[BEGIN Data extract]

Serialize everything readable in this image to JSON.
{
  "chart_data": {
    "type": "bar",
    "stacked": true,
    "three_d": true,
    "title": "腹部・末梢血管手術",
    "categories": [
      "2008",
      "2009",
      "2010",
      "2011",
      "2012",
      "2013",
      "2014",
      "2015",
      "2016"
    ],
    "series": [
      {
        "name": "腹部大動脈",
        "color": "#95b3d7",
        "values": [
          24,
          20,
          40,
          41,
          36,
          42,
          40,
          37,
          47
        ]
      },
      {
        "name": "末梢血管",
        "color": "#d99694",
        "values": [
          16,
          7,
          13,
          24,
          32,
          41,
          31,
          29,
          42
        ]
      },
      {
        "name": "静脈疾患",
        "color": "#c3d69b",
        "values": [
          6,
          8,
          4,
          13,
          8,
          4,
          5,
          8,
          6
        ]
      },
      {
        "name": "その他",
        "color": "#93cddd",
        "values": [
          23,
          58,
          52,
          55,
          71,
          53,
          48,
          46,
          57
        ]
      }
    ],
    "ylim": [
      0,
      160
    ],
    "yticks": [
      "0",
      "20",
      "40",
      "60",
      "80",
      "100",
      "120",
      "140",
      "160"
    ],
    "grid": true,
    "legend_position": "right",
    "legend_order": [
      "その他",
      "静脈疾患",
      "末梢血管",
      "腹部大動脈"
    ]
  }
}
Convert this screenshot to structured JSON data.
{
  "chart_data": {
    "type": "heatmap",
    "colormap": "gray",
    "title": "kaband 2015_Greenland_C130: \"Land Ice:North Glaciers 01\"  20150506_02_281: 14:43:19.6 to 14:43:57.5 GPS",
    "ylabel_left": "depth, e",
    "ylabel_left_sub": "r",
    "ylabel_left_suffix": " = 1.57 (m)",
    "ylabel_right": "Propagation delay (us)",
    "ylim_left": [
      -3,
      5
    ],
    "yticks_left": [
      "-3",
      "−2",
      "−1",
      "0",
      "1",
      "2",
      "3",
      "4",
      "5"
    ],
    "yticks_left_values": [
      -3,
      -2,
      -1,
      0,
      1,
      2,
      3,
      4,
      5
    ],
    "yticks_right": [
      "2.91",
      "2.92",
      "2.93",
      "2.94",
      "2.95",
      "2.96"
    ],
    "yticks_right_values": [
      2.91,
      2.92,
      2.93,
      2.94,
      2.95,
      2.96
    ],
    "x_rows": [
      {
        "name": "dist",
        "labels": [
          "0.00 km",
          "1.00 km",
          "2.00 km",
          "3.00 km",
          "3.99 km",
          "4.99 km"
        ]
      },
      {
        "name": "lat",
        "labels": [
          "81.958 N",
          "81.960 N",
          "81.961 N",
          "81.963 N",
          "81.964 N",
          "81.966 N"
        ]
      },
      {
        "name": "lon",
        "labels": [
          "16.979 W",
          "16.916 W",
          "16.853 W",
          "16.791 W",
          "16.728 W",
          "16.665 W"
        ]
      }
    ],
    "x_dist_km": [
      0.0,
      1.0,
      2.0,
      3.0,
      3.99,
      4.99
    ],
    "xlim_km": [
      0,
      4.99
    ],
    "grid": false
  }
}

[END Data extract]

Written request: All of the entries above should be written out again exactly.

Reply to the task:
Serialize everything readable in this image to JSON.
{
  "chart_data": {
    "type": "bar",
    "stacked": true,
    "three_d": true,
    "title": "腹部・末梢血管手術",
    "categories": [
      "2008",
      "2009",
      "2010",
      "2011",
      "2012",
      "2013",
      "2014",
      "2015",
      "2016"
    ],
    "series": [
      {
        "name": "腹部大動脈",
        "color": "#95b3d7",
        "values": [
          24,
          20,
          40,
          41,
          36,
          42,
          40,
          37,
          47
        ]
      },
      {
        "name": "末梢血管",
        "color": "#d99694",
        "values": [
          16,
          7,
          13,
          24,
          32,
          41,
          31,
          29,
          42
        ]
      },
      {
        "name": "静脈疾患",
        "color": "#c3d69b",
        "values": [
          6,
          8,
          4,
          13,
          8,
          4,
          5,
          8,
          6
        ]
      },
      {
        "name": "その他",
        "color": "#93cddd",
        "values": [
          23,
          58,
          52,
          55,
          71,
          53,
          48,
          46,
          57
        ]
      }
    ],
    "ylim": [
      0,
      160
    ],
    "yticks": [
      "0",
      "20",
      "40",
      "60",
      "80",
      "100",
      "120",
      "140",
      "160"
    ],
    "grid": true,
    "legend_position": "right",
    "legend_order": [
      "その他",
      "静脈疾患",
      "末梢血管",
      "腹部大動脈"
    ]
  }
}
Convert this screenshot to structured JSON data.
{
  "chart_data": {
    "type": "heatmap",
    "colormap": "gray",
    "title": "kaband 2015_Greenland_C130: \"Land Ice:North Glaciers 01\"  20150506_02_281: 14:43:19.6 to 14:43:57.5 GPS",
    "ylabel_left": "depth, e",
    "ylabel_left_sub": "r",
    "ylabel_left_suffix": " = 1.57 (m)",
    "ylabel_right": "Propagation delay (us)",
    "ylim_left": [
      -3,
      5
    ],
    "yticks_left": [
      "-3",
      "−2",
      "−1",
      "0",
      "1",
      "2",
      "3",
      "4",
      "5"
    ],
    "yticks_left_values": [
      -3,
      -2,
      -1,
      0,
      1,
      2,
      3,
      4,
      5
    ],
    "yticks_right": [
      "2.91",
      "2.92",
      "2.93",
      "2.94",
      "2.95",
      "2.96"
    ],
    "yticks_right_values": [
      2.91,
      2.92,
      2.93,
      2.94,
      2.95,
      2.96
    ],
    "x_rows": [
      {
        "name": "dist",
        "labels": [
          "0.00 km",
          "1.00 km",
          "2.00 km",
          "3.00 km",
          "3.99 km",
          "4.99 km"
        ]
      },
      {
        "name": "lat",
        "labels": [
          "81.958 N",
          "81.960 N",
          "81.961 N",
          "81.963 N",
          "81.964 N",
          "81.966 N"
        ]
      },
      {
        "name": "lon",
        "labels": [
          "16.979 W",
          "16.916 W",
          "16.853 W",
          "16.791 W",
          "16.728 W",
          "16.665 W"
        ]
      }
    ],
    "x_dist_km": [
      0.0,
      1.0,
      2.0,
      3.0,
      3.99,
      4.99
    ],
    "xlim_km": [
      0,
      4.99
    ],
    "grid": false
  }
}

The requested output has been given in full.